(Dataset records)
▬▬▬▬▬▬
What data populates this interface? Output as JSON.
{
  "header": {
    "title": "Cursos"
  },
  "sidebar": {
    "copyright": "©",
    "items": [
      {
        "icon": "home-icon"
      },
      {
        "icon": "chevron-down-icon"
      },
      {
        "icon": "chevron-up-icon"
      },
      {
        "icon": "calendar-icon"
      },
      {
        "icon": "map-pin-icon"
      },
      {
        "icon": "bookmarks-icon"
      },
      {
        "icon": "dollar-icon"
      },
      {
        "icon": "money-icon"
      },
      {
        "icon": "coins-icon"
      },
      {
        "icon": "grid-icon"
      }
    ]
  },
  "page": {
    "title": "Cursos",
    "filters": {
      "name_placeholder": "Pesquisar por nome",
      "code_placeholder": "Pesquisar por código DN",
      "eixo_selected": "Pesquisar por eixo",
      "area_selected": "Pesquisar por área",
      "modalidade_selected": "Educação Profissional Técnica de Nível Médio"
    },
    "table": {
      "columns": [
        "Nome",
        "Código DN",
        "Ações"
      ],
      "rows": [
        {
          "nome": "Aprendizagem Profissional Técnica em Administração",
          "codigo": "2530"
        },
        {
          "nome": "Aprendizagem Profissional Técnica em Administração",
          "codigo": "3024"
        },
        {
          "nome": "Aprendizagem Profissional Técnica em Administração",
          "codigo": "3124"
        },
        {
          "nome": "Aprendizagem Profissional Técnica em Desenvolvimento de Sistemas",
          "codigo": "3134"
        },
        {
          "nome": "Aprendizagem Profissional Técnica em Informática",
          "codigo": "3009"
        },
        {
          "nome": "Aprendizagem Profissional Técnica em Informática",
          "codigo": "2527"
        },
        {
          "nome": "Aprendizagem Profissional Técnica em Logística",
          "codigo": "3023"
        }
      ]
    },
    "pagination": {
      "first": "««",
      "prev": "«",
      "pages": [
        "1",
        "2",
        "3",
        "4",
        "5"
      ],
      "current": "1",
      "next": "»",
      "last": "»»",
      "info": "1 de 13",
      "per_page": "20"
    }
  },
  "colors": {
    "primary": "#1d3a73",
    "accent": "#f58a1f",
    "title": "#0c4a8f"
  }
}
▬▬▬▬▬▬
Written exercise: Extract all of the data shown above and repeat it verbatim.

Output of the exercise:
What data populates this interface? Output as JSON.
{
  "header": {
    "title": "Cursos"
  },
  "sidebar": {
    "copyright": "©",
    "items": [
      {
        "icon": "home-icon"
      },
      {
        "icon": "chevron-down-icon"
      },
      {
        "icon": "chevron-up-icon"
      },
      {
        "icon": "calendar-icon"
      },
      {
        "icon": "map-pin-icon"
      },
      {
        "icon": "bookmarks-icon"
      },
      {
        "icon": "dollar-icon"
      },
      {
        "icon": "money-icon"
      },
      {
        "icon": "coins-icon"
      },
      {
        "icon": "grid-icon"
      }
    ]
  },
  "page": {
    "title": "Cursos",
    "filters": {
      "name_placeholder": "Pesquisar por nome",
      "code_placeholder": "Pesquisar por código DN",
      "eixo_selected": "Pesquisar por eixo",
      "area_selected": "Pesquisar por área",
      "modalidade_selected": "Educação Profissional Técnica de Nível Médio"
    },
    "table": {
      "columns": [
        "Nome",
        "Código DN",
        "Ações"
      ],
      "rows": [
        {
          "nome": "Aprendizagem Profissional Técnica em Administração",
          "codigo": "2530"
        },
        {
          "nome": "Aprendizagem Profissional Técnica em Administração",
          "codigo": "3024"
        },
        {
          "nome": "Aprendizagem Profissional Técnica em Administração",
          "codigo": "3124"
        },
        {
          "nome": "Aprendizagem Profissional Técnica em Desenvolvimento de Sistemas",
          "codigo": "3134"
        },
        {
          "nome": "Aprendizagem Profissional Técnica em Informática",
          "codigo": "3009"
        },
        {
          "nome": "Aprendizagem Profissional Técnica em Informática",
          "codigo": "2527"
        },
        {
          "nome": "Aprendizagem Profissional Técnica em Logística",
          "codigo": "3023"
        }
      ]
    },
    "pagination": {
      "first": "««",
      "prev": "«",
      "pages": [
        "1",
        "2",
        "3",
        "4",
        "5"
      ],
      "current": "1",
      "next": "»",
      "last": "»»",
      "info": "1 de 13",
      "per_page": "20"
    }
  },
  "colors": {
    "primary": "#1d3a73",
    "accent": "#f58a1f",
    "title": "#0c4a8f"
  }
}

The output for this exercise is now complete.